══ Supplied information

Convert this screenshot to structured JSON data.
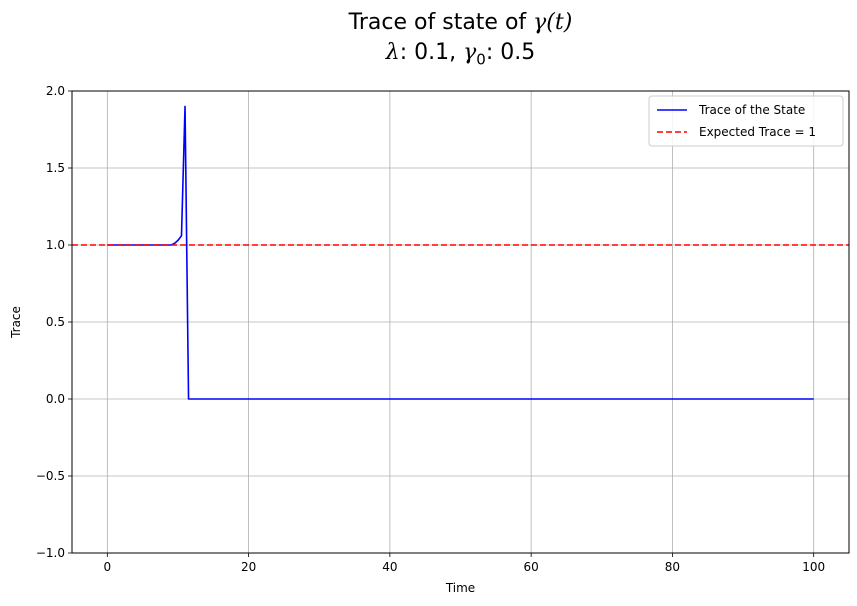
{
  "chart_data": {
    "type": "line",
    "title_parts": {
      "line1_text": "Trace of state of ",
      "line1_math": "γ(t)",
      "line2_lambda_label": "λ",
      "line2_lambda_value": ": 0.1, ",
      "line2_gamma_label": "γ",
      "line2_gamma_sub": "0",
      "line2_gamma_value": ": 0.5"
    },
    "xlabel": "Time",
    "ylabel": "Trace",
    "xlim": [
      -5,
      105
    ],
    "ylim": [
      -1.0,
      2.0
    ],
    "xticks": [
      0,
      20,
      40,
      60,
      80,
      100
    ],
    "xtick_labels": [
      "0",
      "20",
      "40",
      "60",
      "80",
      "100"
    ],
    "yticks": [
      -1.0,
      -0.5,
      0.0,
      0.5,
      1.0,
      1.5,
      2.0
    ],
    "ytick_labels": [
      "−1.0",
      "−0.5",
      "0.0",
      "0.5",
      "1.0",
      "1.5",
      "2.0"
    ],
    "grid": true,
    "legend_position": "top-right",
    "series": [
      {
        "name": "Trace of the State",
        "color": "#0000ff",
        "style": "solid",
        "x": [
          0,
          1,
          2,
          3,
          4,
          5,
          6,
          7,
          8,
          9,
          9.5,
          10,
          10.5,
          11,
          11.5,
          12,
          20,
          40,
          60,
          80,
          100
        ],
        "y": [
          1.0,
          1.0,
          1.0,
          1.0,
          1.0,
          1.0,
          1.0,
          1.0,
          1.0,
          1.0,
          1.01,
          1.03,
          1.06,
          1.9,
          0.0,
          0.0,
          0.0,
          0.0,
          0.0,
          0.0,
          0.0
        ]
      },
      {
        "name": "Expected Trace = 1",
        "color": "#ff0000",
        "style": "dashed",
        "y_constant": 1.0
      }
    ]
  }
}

════
══ Supplied information

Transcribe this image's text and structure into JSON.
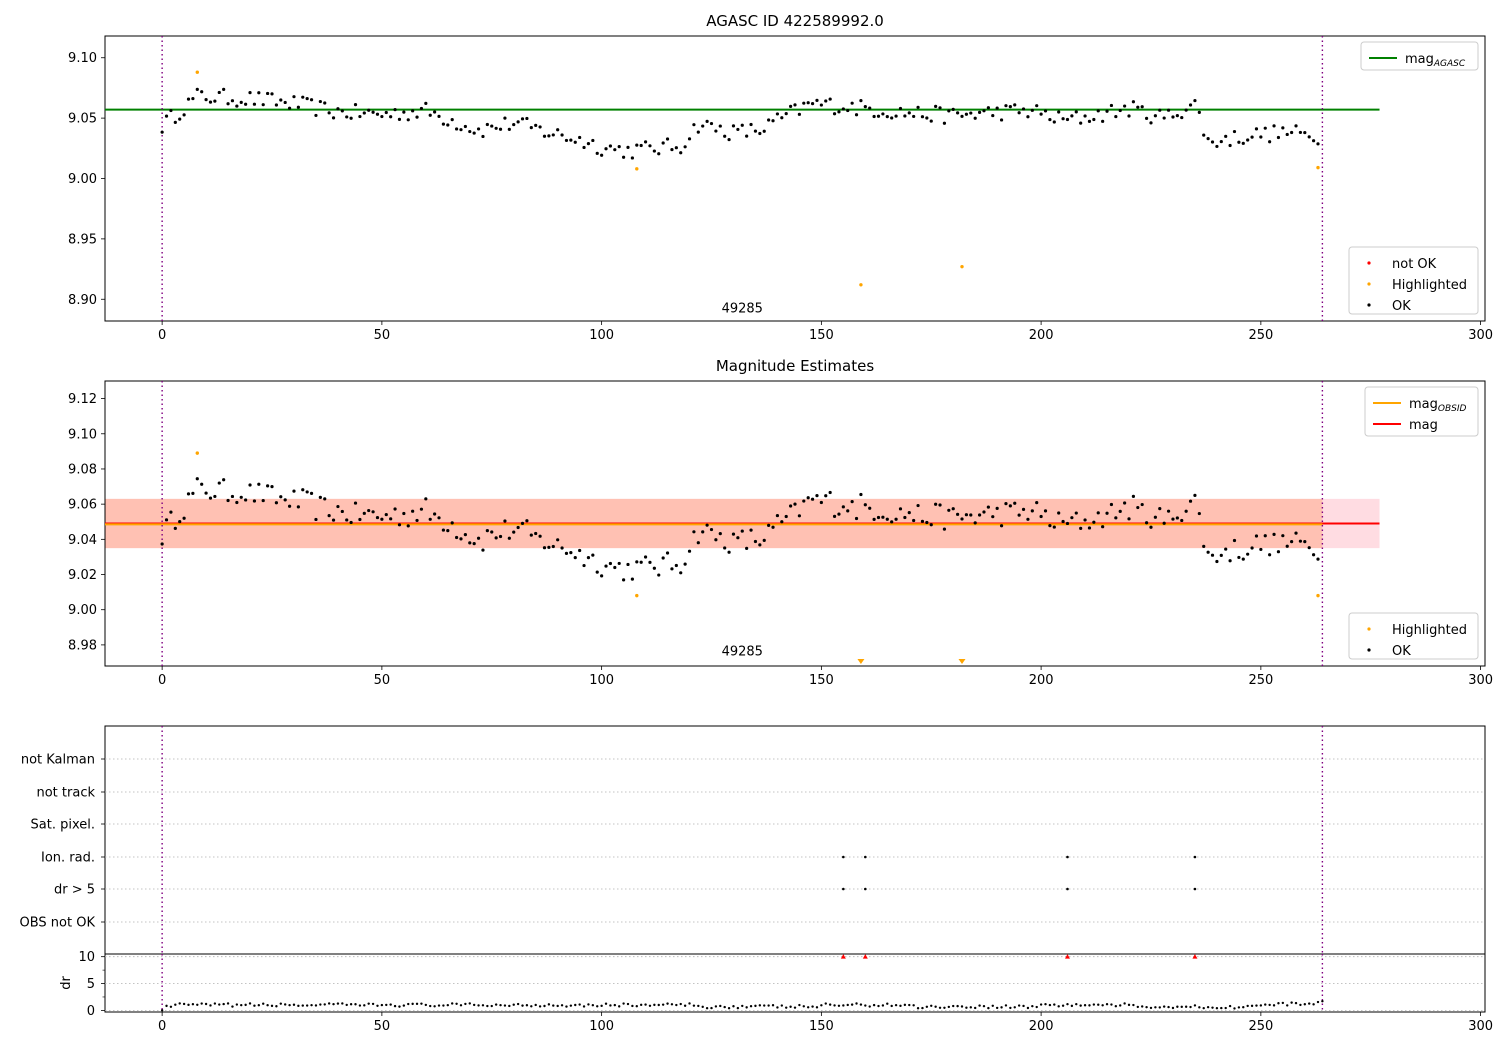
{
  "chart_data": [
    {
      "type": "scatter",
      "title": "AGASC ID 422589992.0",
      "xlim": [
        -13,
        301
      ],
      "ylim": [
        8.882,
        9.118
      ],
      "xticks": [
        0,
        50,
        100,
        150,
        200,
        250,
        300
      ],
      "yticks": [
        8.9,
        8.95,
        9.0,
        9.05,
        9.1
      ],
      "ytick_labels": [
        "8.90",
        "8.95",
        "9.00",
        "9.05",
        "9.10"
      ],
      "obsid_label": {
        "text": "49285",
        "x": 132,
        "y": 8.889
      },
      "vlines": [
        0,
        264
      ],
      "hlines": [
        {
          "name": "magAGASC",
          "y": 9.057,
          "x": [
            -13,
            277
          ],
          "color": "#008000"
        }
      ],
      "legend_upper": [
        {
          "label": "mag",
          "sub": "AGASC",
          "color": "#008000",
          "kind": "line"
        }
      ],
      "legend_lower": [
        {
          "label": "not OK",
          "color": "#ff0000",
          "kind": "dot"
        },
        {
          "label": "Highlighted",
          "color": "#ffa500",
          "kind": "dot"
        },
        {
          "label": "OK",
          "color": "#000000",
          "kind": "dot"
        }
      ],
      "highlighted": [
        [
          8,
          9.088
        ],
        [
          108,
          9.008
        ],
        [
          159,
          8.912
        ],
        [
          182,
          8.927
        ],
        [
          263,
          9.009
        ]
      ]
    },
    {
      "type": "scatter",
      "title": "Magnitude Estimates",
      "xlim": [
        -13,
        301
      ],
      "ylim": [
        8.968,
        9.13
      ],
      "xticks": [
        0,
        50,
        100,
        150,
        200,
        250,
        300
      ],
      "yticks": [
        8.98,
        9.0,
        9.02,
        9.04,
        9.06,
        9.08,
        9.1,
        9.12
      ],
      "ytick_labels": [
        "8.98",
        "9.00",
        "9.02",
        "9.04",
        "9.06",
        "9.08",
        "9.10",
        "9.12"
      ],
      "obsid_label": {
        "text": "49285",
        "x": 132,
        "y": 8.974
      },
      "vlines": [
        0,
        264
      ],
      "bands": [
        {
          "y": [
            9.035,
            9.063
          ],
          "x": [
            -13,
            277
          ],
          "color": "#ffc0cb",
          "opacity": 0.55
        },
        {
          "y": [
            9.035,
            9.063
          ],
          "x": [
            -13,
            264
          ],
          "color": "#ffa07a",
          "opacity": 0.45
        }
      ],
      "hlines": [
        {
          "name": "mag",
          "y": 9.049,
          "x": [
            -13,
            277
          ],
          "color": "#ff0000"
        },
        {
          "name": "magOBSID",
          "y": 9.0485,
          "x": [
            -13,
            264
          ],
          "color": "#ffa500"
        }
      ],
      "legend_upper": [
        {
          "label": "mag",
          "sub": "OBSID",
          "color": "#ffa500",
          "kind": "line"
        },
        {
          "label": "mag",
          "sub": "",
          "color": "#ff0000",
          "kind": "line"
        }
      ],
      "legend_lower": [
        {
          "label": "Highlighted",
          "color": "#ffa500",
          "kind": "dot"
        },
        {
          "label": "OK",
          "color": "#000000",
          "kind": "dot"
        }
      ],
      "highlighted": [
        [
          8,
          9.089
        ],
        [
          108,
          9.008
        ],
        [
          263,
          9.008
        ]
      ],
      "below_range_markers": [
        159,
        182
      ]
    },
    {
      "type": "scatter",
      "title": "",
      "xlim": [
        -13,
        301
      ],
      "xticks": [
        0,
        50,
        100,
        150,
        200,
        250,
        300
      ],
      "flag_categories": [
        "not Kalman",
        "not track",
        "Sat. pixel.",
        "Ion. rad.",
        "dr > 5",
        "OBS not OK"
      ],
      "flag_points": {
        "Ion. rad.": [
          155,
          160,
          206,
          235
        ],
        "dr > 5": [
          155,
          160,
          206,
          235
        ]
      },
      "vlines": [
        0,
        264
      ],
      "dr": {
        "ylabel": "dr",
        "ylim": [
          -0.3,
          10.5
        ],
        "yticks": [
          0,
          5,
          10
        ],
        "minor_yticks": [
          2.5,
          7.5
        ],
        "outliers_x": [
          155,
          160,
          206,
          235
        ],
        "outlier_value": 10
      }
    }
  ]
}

════

Stated goal
Report every line in the data above in which the word "Trace" appears.

Full answer
      "line1_text": "Trace of state of ",
    "ylabel": "Trace",
        "name": "Trace of the State",
        "name": "Expected Trace = 1",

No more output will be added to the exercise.